- EXERCISE -
How many lines in the records below contain the word "cfmip"? Give only the number.

========================

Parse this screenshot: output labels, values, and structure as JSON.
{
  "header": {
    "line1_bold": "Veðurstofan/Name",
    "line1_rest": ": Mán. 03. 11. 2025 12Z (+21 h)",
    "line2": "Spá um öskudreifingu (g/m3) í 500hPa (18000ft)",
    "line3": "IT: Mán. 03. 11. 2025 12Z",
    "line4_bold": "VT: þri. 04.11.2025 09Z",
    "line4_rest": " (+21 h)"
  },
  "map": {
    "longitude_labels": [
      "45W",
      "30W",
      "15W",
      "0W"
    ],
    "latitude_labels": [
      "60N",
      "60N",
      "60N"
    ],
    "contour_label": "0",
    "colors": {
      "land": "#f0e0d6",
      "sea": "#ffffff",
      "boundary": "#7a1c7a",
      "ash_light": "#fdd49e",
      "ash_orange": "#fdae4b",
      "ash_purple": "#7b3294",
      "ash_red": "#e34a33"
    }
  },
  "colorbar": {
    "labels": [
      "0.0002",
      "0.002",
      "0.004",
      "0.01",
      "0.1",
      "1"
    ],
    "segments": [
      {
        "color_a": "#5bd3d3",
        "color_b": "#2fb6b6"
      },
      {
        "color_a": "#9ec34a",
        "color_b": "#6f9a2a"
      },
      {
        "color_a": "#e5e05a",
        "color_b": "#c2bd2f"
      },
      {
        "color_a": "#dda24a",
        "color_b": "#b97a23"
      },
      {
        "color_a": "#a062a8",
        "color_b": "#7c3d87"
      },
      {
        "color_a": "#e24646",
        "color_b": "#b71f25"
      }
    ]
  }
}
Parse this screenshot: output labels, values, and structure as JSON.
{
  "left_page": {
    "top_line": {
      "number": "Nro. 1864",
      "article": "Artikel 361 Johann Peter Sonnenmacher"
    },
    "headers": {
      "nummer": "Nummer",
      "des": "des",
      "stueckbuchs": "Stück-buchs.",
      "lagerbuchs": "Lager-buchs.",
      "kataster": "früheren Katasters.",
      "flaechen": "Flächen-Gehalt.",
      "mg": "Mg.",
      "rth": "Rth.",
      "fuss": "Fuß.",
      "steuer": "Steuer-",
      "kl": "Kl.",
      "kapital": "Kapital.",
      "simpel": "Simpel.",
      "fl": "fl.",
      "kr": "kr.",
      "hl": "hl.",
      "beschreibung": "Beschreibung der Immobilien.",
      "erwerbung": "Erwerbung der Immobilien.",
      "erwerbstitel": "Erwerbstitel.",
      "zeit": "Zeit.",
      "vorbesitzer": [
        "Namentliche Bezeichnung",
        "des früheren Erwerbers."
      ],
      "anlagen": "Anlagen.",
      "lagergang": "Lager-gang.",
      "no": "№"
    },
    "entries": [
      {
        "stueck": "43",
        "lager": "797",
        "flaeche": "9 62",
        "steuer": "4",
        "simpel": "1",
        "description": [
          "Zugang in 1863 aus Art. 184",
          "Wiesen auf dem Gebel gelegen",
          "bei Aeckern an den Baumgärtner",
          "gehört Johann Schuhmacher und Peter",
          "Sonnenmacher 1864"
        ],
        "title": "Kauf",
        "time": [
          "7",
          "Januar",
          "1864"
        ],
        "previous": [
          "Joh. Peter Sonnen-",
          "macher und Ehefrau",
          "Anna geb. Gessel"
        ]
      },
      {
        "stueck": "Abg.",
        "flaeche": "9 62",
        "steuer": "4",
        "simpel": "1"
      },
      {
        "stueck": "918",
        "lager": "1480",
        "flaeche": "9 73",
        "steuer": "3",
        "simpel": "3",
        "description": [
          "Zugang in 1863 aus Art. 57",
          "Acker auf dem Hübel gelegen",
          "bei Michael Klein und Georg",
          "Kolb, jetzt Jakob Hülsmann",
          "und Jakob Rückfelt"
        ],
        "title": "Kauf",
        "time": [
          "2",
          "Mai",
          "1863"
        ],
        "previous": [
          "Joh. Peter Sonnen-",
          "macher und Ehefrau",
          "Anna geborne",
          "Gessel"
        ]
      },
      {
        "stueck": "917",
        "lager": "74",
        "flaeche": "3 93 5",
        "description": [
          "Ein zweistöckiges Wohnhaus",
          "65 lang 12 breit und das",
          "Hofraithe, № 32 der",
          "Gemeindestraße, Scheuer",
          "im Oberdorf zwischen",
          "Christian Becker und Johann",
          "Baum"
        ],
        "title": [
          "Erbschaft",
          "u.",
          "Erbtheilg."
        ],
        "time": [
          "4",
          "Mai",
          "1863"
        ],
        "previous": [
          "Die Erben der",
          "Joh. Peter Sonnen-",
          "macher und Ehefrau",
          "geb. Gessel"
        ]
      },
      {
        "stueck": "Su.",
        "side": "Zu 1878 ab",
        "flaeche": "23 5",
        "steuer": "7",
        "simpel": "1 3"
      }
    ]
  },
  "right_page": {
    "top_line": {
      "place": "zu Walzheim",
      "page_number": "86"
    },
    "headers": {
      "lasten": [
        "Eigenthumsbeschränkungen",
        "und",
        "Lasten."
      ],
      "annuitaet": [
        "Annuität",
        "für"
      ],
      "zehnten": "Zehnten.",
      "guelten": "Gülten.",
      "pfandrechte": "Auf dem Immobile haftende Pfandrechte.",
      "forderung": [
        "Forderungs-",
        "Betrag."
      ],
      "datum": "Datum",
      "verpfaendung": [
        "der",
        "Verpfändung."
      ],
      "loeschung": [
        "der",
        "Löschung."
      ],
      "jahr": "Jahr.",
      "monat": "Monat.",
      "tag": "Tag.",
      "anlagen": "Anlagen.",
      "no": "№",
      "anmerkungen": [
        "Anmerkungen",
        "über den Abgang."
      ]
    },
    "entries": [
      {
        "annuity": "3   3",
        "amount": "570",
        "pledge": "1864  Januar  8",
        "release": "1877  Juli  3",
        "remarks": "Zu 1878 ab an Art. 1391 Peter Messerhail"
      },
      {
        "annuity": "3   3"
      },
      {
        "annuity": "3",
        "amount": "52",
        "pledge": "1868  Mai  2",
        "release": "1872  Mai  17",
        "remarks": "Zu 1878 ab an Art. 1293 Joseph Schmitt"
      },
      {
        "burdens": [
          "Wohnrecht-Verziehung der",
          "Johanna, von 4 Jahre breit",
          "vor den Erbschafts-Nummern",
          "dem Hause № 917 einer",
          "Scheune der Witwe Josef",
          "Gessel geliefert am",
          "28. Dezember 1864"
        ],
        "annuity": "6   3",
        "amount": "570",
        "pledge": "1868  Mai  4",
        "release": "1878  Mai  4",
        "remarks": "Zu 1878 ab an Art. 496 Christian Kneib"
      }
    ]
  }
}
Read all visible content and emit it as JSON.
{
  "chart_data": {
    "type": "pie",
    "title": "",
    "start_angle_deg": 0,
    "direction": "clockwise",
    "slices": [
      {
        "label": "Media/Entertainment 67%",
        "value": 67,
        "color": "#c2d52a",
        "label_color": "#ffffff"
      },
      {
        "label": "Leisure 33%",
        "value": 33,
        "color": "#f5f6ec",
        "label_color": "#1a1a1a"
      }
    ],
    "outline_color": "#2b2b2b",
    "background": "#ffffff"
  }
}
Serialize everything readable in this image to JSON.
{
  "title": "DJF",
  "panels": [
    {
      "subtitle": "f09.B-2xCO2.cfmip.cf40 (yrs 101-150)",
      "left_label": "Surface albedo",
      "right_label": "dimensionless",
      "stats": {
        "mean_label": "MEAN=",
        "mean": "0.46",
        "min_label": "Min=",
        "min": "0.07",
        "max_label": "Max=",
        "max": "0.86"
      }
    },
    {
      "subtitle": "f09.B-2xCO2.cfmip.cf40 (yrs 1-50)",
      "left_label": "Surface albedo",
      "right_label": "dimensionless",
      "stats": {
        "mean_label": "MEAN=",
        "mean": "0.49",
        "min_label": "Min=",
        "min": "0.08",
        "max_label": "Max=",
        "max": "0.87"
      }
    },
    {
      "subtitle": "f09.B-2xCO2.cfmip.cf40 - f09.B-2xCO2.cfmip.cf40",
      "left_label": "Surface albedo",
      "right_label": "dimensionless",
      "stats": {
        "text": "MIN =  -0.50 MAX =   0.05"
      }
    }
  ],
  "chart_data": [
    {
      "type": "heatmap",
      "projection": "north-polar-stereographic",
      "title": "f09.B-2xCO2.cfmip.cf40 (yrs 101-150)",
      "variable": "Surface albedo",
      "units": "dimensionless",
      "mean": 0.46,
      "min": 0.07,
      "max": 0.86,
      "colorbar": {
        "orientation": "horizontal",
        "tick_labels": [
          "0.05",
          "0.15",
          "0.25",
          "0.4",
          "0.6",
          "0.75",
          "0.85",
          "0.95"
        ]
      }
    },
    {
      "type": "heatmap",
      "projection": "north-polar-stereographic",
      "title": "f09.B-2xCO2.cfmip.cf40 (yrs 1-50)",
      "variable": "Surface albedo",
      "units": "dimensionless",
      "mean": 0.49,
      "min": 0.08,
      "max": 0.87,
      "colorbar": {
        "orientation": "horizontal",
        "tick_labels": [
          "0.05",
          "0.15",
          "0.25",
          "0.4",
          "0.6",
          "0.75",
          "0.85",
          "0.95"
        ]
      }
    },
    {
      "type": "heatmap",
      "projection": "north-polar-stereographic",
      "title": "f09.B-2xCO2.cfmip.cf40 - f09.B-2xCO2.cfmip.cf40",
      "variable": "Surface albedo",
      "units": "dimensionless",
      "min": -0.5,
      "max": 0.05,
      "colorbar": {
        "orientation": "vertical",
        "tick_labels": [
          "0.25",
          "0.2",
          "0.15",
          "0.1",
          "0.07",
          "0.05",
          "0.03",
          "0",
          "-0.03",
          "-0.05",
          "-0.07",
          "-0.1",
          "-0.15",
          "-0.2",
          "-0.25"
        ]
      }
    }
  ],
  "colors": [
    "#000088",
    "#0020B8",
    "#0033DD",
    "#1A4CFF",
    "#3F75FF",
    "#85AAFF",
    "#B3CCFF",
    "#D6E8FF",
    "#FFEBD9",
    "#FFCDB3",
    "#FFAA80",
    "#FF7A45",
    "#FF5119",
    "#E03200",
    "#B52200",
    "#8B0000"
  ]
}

========================

- ANSWER TO THE EXERCISE -
6